| TASK GOAL |
Copy each line below in which the word "text" occurs.

— Start ITEMS —

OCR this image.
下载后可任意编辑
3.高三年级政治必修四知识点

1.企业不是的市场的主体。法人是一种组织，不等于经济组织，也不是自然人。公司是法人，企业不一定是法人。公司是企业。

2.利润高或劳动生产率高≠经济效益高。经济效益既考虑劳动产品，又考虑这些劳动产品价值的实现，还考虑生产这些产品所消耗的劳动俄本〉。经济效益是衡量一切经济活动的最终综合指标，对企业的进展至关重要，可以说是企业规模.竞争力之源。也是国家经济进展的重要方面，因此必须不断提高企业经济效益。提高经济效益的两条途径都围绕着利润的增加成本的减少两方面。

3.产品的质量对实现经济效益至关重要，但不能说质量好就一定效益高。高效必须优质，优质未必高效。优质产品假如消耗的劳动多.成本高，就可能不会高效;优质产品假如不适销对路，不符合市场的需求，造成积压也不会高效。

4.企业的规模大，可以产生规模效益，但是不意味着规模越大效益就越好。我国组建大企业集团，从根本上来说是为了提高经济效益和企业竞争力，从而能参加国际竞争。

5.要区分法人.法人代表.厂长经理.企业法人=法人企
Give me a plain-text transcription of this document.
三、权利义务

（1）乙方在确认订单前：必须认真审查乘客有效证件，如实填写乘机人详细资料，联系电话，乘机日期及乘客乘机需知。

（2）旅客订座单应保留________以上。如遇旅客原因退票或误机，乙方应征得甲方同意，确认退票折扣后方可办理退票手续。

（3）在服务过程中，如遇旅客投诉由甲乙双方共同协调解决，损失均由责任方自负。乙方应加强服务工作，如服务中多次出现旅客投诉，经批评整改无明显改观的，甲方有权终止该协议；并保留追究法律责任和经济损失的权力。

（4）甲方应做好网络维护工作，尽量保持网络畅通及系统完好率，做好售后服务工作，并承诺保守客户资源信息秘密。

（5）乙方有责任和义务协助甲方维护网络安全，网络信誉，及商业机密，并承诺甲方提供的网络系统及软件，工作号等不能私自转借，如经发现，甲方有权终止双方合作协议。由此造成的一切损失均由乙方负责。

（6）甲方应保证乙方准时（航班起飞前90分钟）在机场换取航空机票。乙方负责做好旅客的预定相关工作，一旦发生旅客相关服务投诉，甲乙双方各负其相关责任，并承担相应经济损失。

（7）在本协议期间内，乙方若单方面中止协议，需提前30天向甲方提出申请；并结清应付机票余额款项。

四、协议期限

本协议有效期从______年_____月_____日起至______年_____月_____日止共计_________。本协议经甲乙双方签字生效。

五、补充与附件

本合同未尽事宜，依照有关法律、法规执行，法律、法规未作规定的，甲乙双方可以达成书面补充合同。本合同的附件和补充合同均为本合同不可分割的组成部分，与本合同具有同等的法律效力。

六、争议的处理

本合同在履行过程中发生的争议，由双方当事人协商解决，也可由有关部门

— End ITEMS —
— Start ITEMS —

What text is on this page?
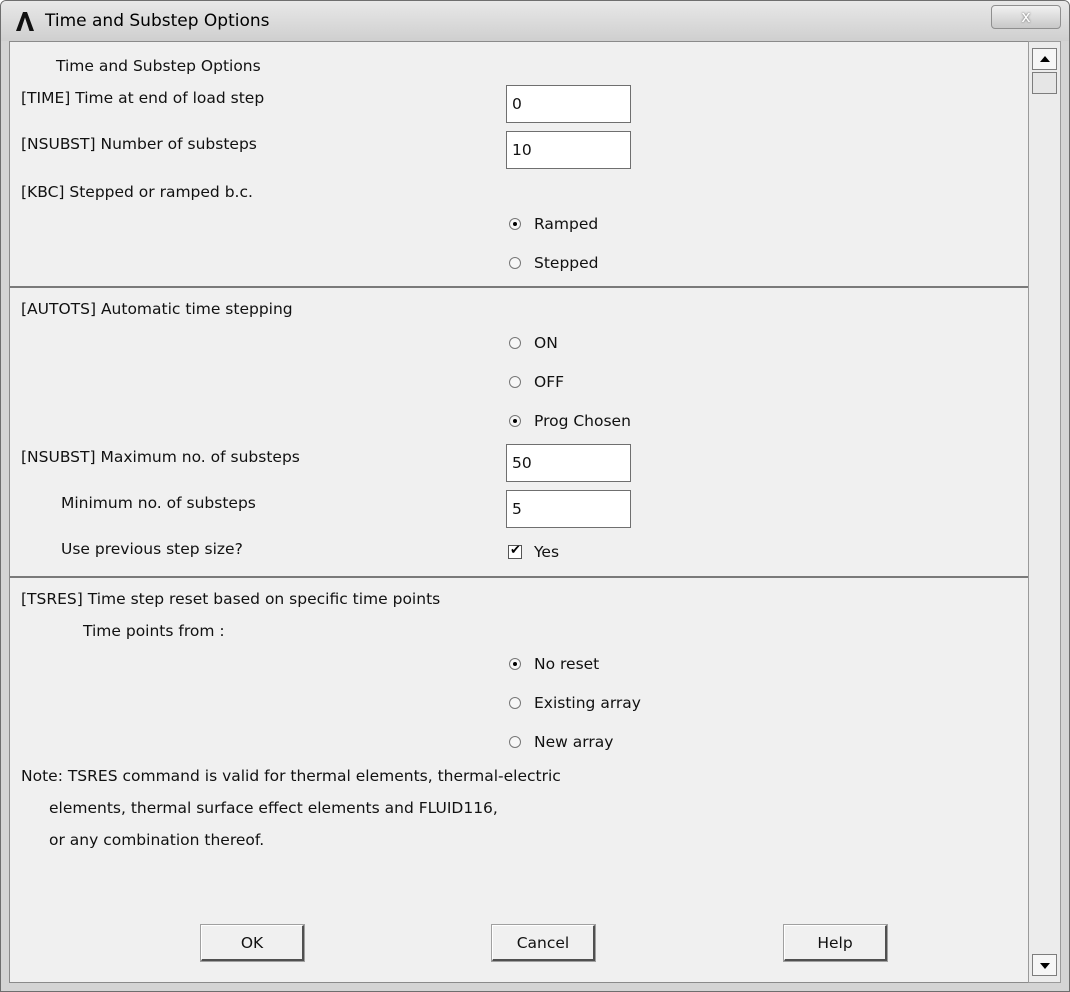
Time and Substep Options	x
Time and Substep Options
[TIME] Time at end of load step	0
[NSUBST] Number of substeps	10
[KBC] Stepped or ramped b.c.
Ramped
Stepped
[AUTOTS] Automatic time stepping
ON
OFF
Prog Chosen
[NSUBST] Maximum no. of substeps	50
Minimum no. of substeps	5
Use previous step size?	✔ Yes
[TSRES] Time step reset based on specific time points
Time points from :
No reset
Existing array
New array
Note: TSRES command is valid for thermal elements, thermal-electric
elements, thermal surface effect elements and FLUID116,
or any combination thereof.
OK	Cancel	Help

— End ITEMS —

| OUTPUT |
Give me a plain-text transcription of this document.
What text is on this page?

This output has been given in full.